## begin
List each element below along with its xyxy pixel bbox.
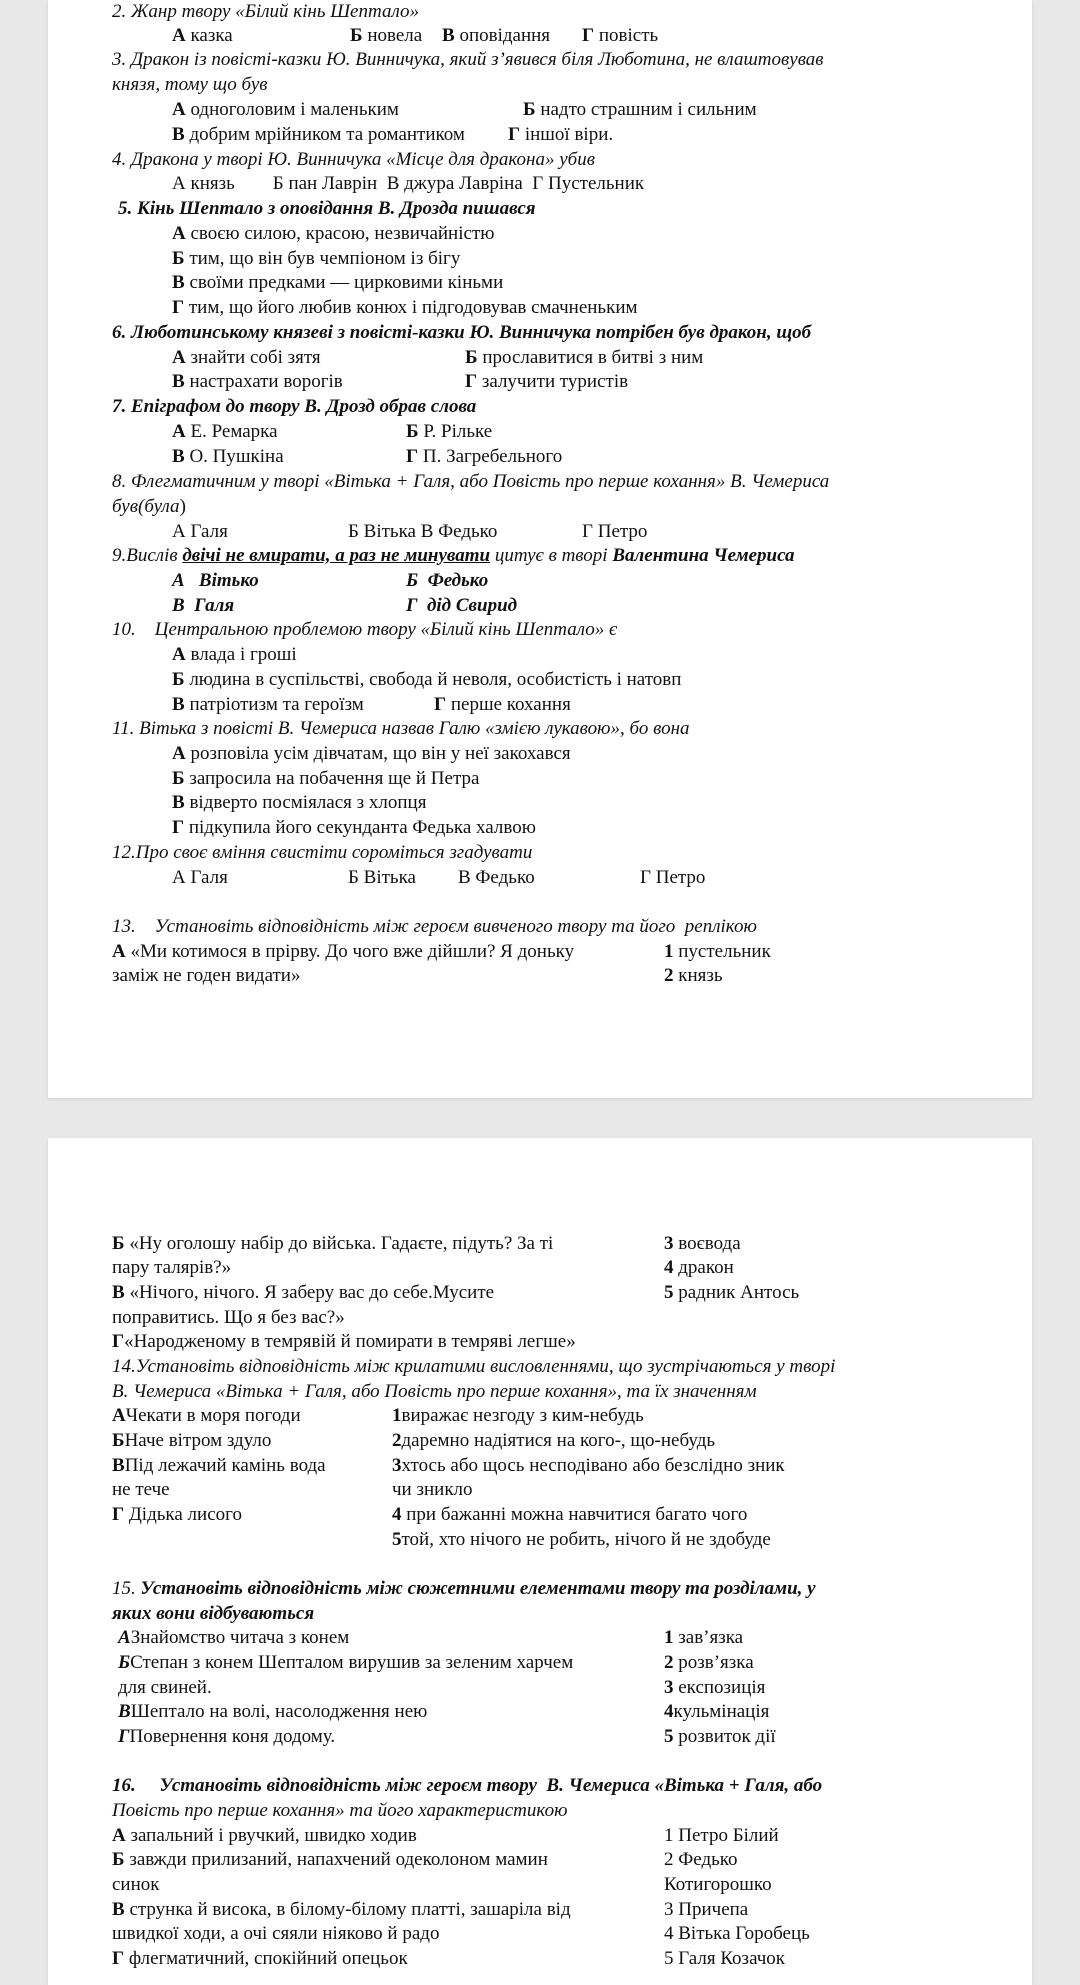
q12-question: 12.Про своє вміння свистіти сороміться згадувати xyxy=(112,842,533,863)
q3-option-a: А одноголовим і маленьким xyxy=(172,99,399,120)
q14-option-b: БНаче вітром здуло xyxy=(112,1430,272,1451)
q8-option-a: А Галя xyxy=(172,521,228,542)
q11-option-b: Б запросила на побачення ще й Петра xyxy=(172,768,480,789)
q16-option-b-line1: Б завжди прилизаний, напахчений одеколоном мамин xyxy=(112,1849,548,1870)
q11-option-c: В відверто посміялася з хлопця xyxy=(172,792,427,813)
q7-option-a: А Е. Ремарка xyxy=(172,421,278,442)
q13-option-d: Г«Народженому в темрявій й помирати в темряві легше» xyxy=(112,1331,576,1352)
q15-answer-2: 2 розв’язка xyxy=(664,1652,754,1673)
q16-option-c-line1: В струнка й висока, в білому-білому платті, зашаріла від xyxy=(112,1899,571,1920)
q15-question-line2: яких вони відбуваються xyxy=(112,1603,315,1624)
q15-question-line1: 15. Установіть відповідність між сюжетними елементами твору та розділами, у xyxy=(112,1578,816,1599)
q13-option-c-line2: поправитись. Що я без вас?» xyxy=(112,1307,345,1328)
q16-answer-2-line2: Котигорошко xyxy=(664,1874,772,1895)
q16-answer-5: 5 Галя Козачок xyxy=(664,1948,786,1969)
q14-option-a: АЧекати в моря погоди xyxy=(112,1405,301,1426)
q13-answer-2: 2 князь xyxy=(664,965,723,986)
q14-answer-3-line2: чи зникло xyxy=(392,1479,473,1500)
q3-option-c: В добрим мрійником та романтиком xyxy=(172,124,465,145)
q2-option-c: В оповідання xyxy=(442,25,551,46)
q9-option-c: В Галя xyxy=(172,595,235,616)
q13-answer-5: 5 радник Антось xyxy=(664,1282,800,1303)
q13-answer-1: 1 пустельник xyxy=(664,941,771,962)
q16-answer-2-line1: 2 Федько xyxy=(664,1849,738,1870)
q2-question: 2. Жанр твору «Білий кінь Шептало» xyxy=(112,1,419,22)
q11-option-a: А розповіла усім дівчатам, що він у неї закохався xyxy=(172,743,571,764)
q15-option-b-line2: для свиней. xyxy=(118,1677,212,1698)
q14-option-d: Г Дідька лисого xyxy=(112,1504,242,1525)
q15-answer-5: 5 розвиток дії xyxy=(664,1726,776,1747)
q4-options: А князь Б пан Лаврін В джура Лавріна Г Пустельник xyxy=(172,173,645,194)
q14-answer-4: 4 при бажанні можна навчитися багато чого xyxy=(392,1504,748,1525)
q16-option-b-line2: синок xyxy=(112,1874,160,1895)
q15-answer-3: 3 експозиція xyxy=(664,1677,766,1698)
q13-option-a-line2: заміж не годен видати» xyxy=(112,965,301,986)
q6-question: 6. Люботинському князеві з повісті-казки Ю. Винничука потрібен був дракон, щоб xyxy=(112,322,812,343)
q14-option-c-line2: не тече xyxy=(112,1479,170,1500)
q7-option-b: Б Р. Рільке xyxy=(406,421,493,442)
q2-option-b: Б новела xyxy=(350,25,423,46)
q10-option-c: В патріотизм та героїзм xyxy=(172,694,364,715)
q10-question: 10. Центральною проблемою твору «Білий кінь Шептало» є xyxy=(112,619,618,640)
q12-option-d: Г Петро xyxy=(640,867,706,888)
q15-answer-1: 1 зав’язка xyxy=(664,1627,744,1648)
q8-option-d: Г Петро xyxy=(582,521,648,542)
q14-option-c-line1: ВПід лежачий камінь вода xyxy=(112,1455,326,1476)
q9-option-d: Г дід Свирид xyxy=(406,595,518,616)
q9-question: 9.Вислів двічі не вмирати, а раз не минувати цитує в творі Валентина Чемериса xyxy=(112,545,795,566)
q14-answer-2: 2даремно надіятися на кого-, що-небудь xyxy=(392,1430,716,1451)
page-2 xyxy=(48,1138,1032,1985)
q10-option-a: А влада і гроші xyxy=(172,644,297,665)
q16-answer-4: 4 Вітька Горобець xyxy=(664,1923,810,1944)
q5-option-d: Г тим, що його любив конюх і підгодовував смачненьким xyxy=(172,297,638,318)
q6-option-b: Б прославитися в битві з ним xyxy=(465,347,704,368)
q10-option-d: Г перше кохання xyxy=(434,694,571,715)
q15-option-d: ГПовернення коня додому. xyxy=(118,1726,336,1747)
q14-answer-1: 1виражає незгоду з ким-небудь xyxy=(392,1405,644,1426)
q11-option-d: Г підкупила його секунданта Федька халвою xyxy=(172,817,536,838)
q13-option-a-line1: А «Ми котимося в прірву. До чого вже дійшли? Я доньку xyxy=(112,941,575,962)
q14-question-line1: 14.Установіть відповідність між крилатими висловленнями, що зустрічаються у творі xyxy=(112,1356,836,1377)
q2-option-a: А казка xyxy=(172,25,233,46)
q7-question: 7. Епіграфом до твору В. Дрозд обрав слова xyxy=(112,396,477,417)
q13-answer-3: 3 воєвода xyxy=(664,1233,741,1254)
q13-answer-4: 4 дракон xyxy=(664,1257,734,1278)
q5-option-a: А своєю силою, красою, незвичайністю xyxy=(172,223,495,244)
q15-option-b-line1: БСтепан з конем Шепталом вирушив за зеленим харчем xyxy=(118,1652,574,1673)
q3-option-d: Г іншої віри. xyxy=(508,124,614,145)
q13-question: 13. Установіть відповідність між героєм вивченого твору та його реплікою xyxy=(112,916,757,937)
q7-option-d: Г П. Загребельного xyxy=(406,446,563,467)
q4-question: 4. Дракона у творі Ю. Винничука «Місце для дракона» убив xyxy=(112,149,595,170)
q3-question-line1: 3. Дракон із повісті-казки Ю. Винничука, який з’явився біля Люботина, не влаштовував xyxy=(112,49,824,70)
q9-option-a: А Вітько xyxy=(172,570,259,591)
q5-question: 5. Кінь Шептало з оповідання В. Дрозда пишався xyxy=(118,198,536,219)
q13-option-b-line2: пару талярів?» xyxy=(112,1257,232,1278)
q3-question-line2: князя, тому що був xyxy=(112,74,268,95)
q14-answer-3-line1: 3хтось або щось несподівано або безслідно зник xyxy=(392,1455,785,1476)
q7-option-c: В О. Пушкіна xyxy=(172,446,284,467)
q14-answer-5: 5той, хто нічого не робить, нічого й не здобуде xyxy=(392,1529,771,1550)
q6-option-d: Г залучити туристів xyxy=(465,371,629,392)
q6-option-a: А знайти собі зятя xyxy=(172,347,321,368)
q8-option-bc: Б Вітька В Федько xyxy=(348,521,498,542)
q5-option-c: В своїми предками — цирковими кіньми xyxy=(172,272,504,293)
q16-option-a: А запальний і рвучкий, швидко ходив xyxy=(112,1825,417,1846)
q16-option-c-line2: швидкої ходи, а очі сяяли ніяково й радо xyxy=(112,1923,440,1944)
q15-answer-4: 4кульмінація xyxy=(664,1701,770,1722)
q8-question-line2: був(була) xyxy=(112,496,186,517)
q9-option-b: Б Федько xyxy=(406,570,489,591)
q15-option-c: ВШептало на волі, насолодження нею xyxy=(118,1701,428,1722)
q16-question-line1: 16. Установіть відповідність між героєм твору В. Чемериса «Вітька + Галя, або xyxy=(112,1775,823,1796)
q13-option-b-line1: Б «Ну оголошу набір до війська. Гадаєте, підуть? За ті xyxy=(112,1233,554,1254)
q12-option-c: В Федько xyxy=(458,867,535,888)
q8-question-line1: 8. Флегматичним у творі «Вітька + Галя, або Повість про перше кохання» В. Чемериса xyxy=(112,471,830,492)
q10-option-b: Б людина в суспільстві, свобода й неволя, особистість і натовп xyxy=(172,669,682,690)
q13-option-c-line1: В «Нічого, нічого. Я заберу вас до себе.Мусите xyxy=(112,1282,495,1303)
q14-question-line2: В. Чемериса «Вітька + Галя, або Повість про перше кохання», та їх значенням xyxy=(112,1381,757,1402)
q6-option-c: В настрахати ворогів xyxy=(172,371,343,392)
page-1 xyxy=(48,0,1032,1098)
q16-option-d: Г флегматичний, спокійний опецьок xyxy=(112,1948,408,1969)
q16-question-line2: Повість про перше кохання» та його характеристикою xyxy=(112,1800,568,1821)
q16-answer-3: 3 Причепа xyxy=(664,1899,749,1920)
q2-option-d: Г повість xyxy=(582,25,659,46)
q5-option-b: Б тим, що він був чемпіоном із бігу xyxy=(172,248,461,269)
q12-option-a: А Галя xyxy=(172,867,228,888)
q15-option-a: АЗнайомство читача з конем xyxy=(118,1627,350,1648)
q12-option-b: Б Вітька xyxy=(348,867,416,888)
q11-question: 11. Вітька з повісті В. Чемериса назвав Галю «змією лукавою», бо вона xyxy=(112,718,690,739)
q3-option-b: Б надто страшним і сильним xyxy=(523,99,757,120)
q16-answer-1: 1 Петро Білий xyxy=(664,1825,779,1846)
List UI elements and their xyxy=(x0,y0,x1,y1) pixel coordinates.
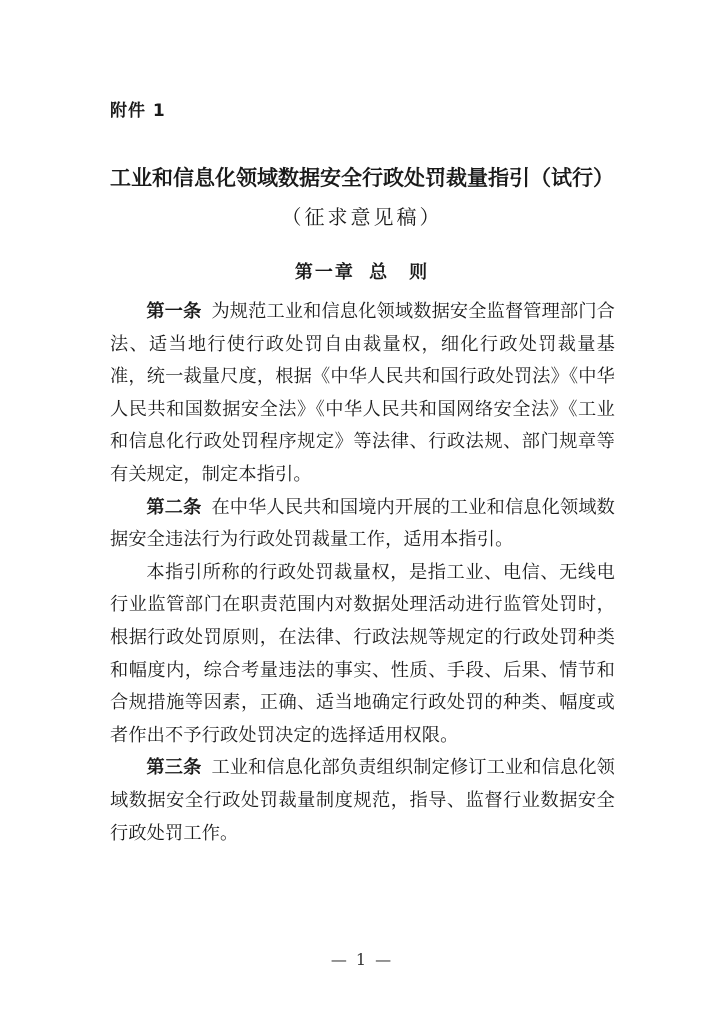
attachment-label: 附件 1 xyxy=(110,101,166,121)
article-text: 为规范工业和信息化领域数据安全监督管理部门合法、适当地行使行政处罚自由裁量权，细化行政处罚裁量基准，统一裁量尺度，根据《中华人民共和国行政处罚法》《中华人民共和国数据安全法》《中华人民共和国网络安全法》《工业和信息化行政处罚程序规定》等法律、行政法规、部门规章等有关规定，制定本指引。 xyxy=(110,301,615,485)
article-2-definition xyxy=(110,557,615,753)
article-text: 工业和信息化部负责组织制定修订工业和信息化领域数据安全行政处罚裁量制度规范，指导、监督行业数据安全行政处罚工作。 xyxy=(110,757,615,844)
article-label: 第三条 xyxy=(146,757,202,779)
document-body xyxy=(110,296,615,850)
article-label: 第一条 xyxy=(146,301,202,322)
document-title: 工业和信息化领域数据安全行政处罚裁量指引（试行） xyxy=(110,165,614,190)
article-text: 本指引所称的行政处罚裁量权，是指工业、电信、无线电行业监管部门在职责范围内对数据处理活动进行监管处罚时，根据行政处罚原则，在法律、行政法规等规定的行政处罚种类和幅度内，综合考量违法的事实、性质、手段、后果、情节和合规措施等因素，正确、适当地确定行政处罚的种类、幅度或者作出不予行政处罚决定的选择适用权限。 xyxy=(110,561,615,746)
article-text: 在中华人民共和国境内开展的工业和信息化领域数据安全违法行为行政处罚裁量工作，适用本指引。 xyxy=(110,496,615,551)
document-subtitle: （征求意见稿） xyxy=(281,205,443,229)
article-3 xyxy=(110,752,615,850)
article-label: 第二条 xyxy=(146,496,202,518)
chapter-heading: 第一章 总 则 xyxy=(294,262,430,283)
article-1 xyxy=(110,296,615,492)
page-number: — 1 — xyxy=(330,950,394,969)
article-2 xyxy=(110,492,615,557)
## end
> **What the exercise asks**:
Please copy out the lines unchanged, starting at the line that contains "q12-question: 12.Про своє" and stopping after the line that contains "q15-answer-2: 2 розв’язка".

> **Solution to this exercise**:
q12-question: 12.Про своє вміння свистіти сороміться згадувати xyxy=(112,842,533,863)
q3-option-a: А одноголовим і маленьким xyxy=(172,99,399,120)
q14-option-b: БНаче вітром здуло xyxy=(112,1430,272,1451)
q8-option-a: А Галя xyxy=(172,521,228,542)
q11-option-b: Б запросила на побачення ще й Петра xyxy=(172,768,480,789)
q16-option-b-line1: Б завжди прилизаний, напахчений одеколоном мамин xyxy=(112,1849,548,1870)
q11-option-c: В відверто посміялася з хлопця xyxy=(172,792,427,813)
q7-option-a: А Е. Ремарка xyxy=(172,421,278,442)
q13-option-d: Г«Народженому в темрявій й помирати в темряві легше» xyxy=(112,1331,576,1352)
q15-answer-2: 2 розв’язка xyxy=(664,1652,754,1673)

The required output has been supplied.